Copy out each line exactly; pictures stay out of the copy.

** BEGIN **

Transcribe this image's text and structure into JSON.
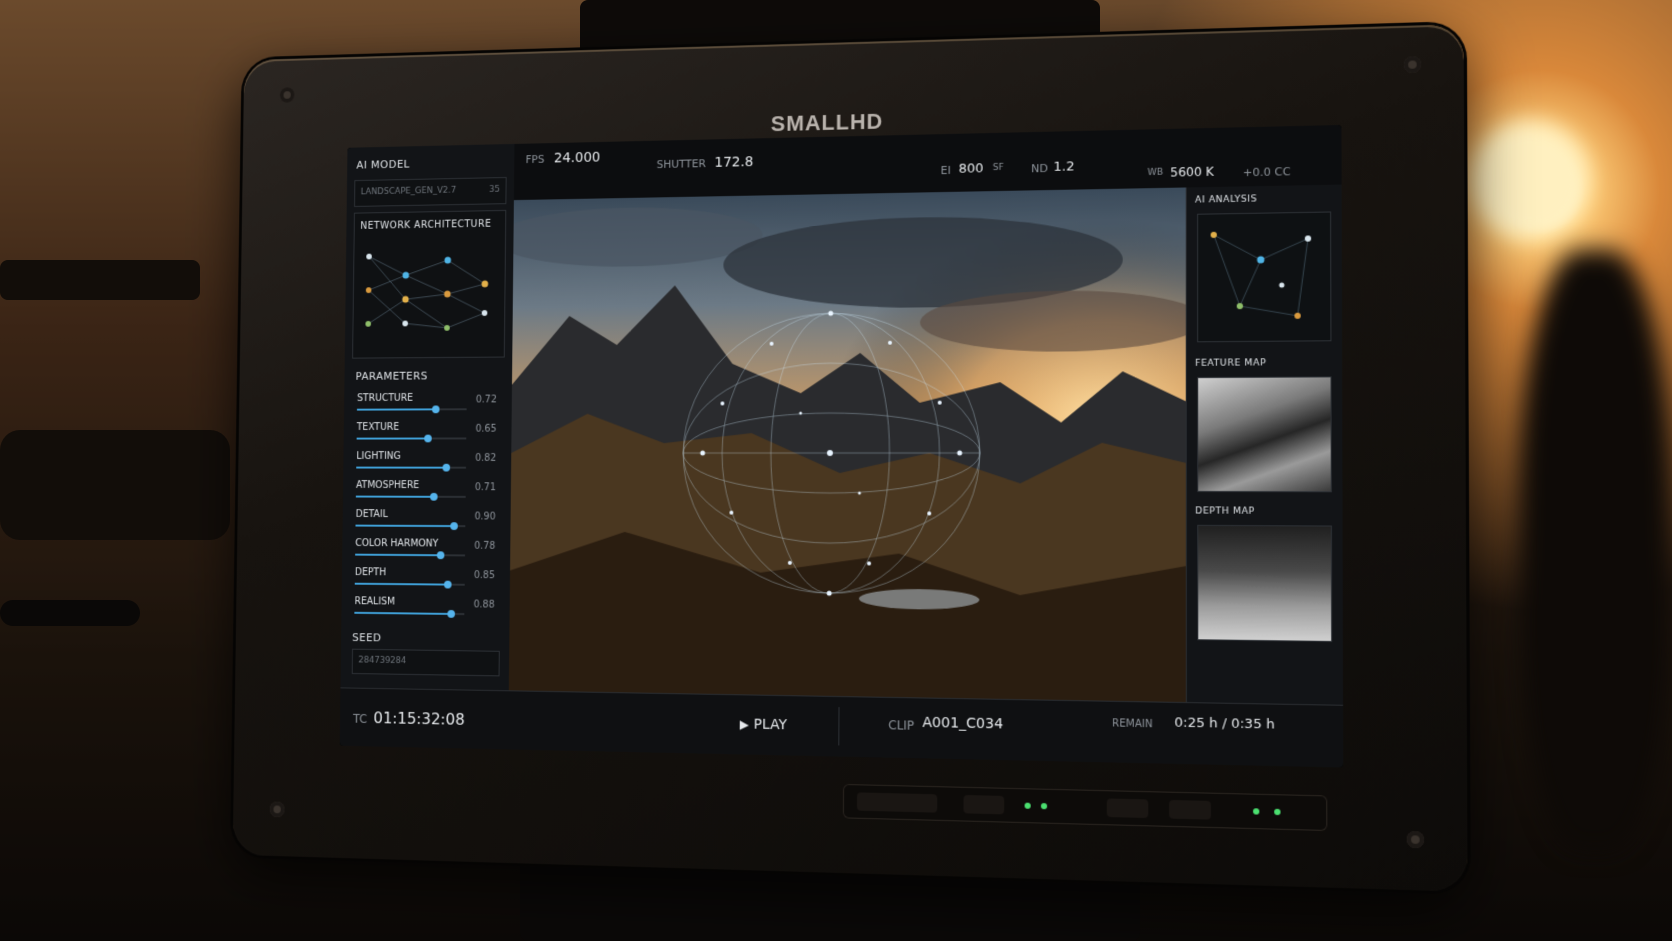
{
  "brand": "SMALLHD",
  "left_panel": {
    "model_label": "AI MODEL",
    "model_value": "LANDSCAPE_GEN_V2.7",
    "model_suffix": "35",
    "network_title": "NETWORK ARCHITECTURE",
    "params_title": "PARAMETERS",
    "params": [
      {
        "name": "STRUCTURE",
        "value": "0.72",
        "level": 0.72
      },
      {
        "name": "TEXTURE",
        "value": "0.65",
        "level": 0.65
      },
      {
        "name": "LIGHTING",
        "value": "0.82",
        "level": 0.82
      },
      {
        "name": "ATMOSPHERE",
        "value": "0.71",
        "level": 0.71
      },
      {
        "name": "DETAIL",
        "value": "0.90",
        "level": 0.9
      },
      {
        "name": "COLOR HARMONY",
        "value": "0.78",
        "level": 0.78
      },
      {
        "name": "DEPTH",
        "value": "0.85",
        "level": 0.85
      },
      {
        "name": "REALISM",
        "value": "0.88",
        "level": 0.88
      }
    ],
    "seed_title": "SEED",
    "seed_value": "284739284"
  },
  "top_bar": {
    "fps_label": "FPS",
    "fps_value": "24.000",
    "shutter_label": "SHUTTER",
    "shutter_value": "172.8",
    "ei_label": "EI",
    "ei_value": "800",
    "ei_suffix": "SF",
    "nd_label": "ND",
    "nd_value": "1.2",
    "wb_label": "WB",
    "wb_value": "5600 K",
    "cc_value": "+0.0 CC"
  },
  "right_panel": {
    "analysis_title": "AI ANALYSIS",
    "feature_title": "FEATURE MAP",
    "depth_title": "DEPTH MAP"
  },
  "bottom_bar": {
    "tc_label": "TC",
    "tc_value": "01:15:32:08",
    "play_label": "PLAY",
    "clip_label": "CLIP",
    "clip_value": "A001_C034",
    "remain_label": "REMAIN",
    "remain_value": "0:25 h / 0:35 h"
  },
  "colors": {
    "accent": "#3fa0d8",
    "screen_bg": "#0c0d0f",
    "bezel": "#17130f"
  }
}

** END **

## Response to this exercise
Transcribe this image's text and structure into JSON.
{
  "brand": "SMALLHD",
  "left_panel": {
    "model_label": "AI MODEL",
    "model_value": "LANDSCAPE_GEN_V2.7",
    "model_suffix": "35",
    "network_title": "NETWORK ARCHITECTURE",
    "params_title": "PARAMETERS",
    "params": [
      {
        "name": "STRUCTURE",
        "value": "0.72",
        "level": 0.72
      },
      {
        "name": "TEXTURE",
        "value": "0.65",
        "level": 0.65
      },
      {
        "name": "LIGHTING",
        "value": "0.82",
        "level": 0.82
      },
      {
        "name": "ATMOSPHERE",
        "value": "0.71",
        "level": 0.71
      },
      {
        "name": "DETAIL",
        "value": "0.90",
        "level": 0.9
      },
      {
        "name": "COLOR HARMONY",
        "value": "0.78",
        "level": 0.78
      },
      {
        "name": "DEPTH",
        "value": "0.85",
        "level": 0.85
      },
      {
        "name": "REALISM",
        "value": "0.88",
        "level": 0.88
      }
    ],
    "seed_title": "SEED",
    "seed_value": "284739284"
  },
  "top_bar": {
    "fps_label": "FPS",
    "fps_value": "24.000",
    "shutter_label": "SHUTTER",
    "shutter_value": "172.8",
    "ei_label": "EI",
    "ei_value": "800",
    "ei_suffix": "SF",
    "nd_label": "ND",
    "nd_value": "1.2",
    "wb_label": "WB",
    "wb_value": "5600 K",
    "cc_value": "+0.0 CC"
  },
  "right_panel": {
    "analysis_title": "AI ANALYSIS",
    "feature_title": "FEATURE MAP",
    "depth_title": "DEPTH MAP"
  },
  "bottom_bar": {
    "tc_label": "TC",
    "tc_value": "01:15:32:08",
    "play_label": "PLAY",
    "clip_label": "CLIP",
    "clip_value": "A001_C034",
    "remain_label": "REMAIN",
    "remain_value": "0:25 h / 0:35 h"
  },
  "colors": {
    "accent": "#3fa0d8",
    "screen_bg": "#0c0d0f",
    "bezel": "#17130f"
  }
}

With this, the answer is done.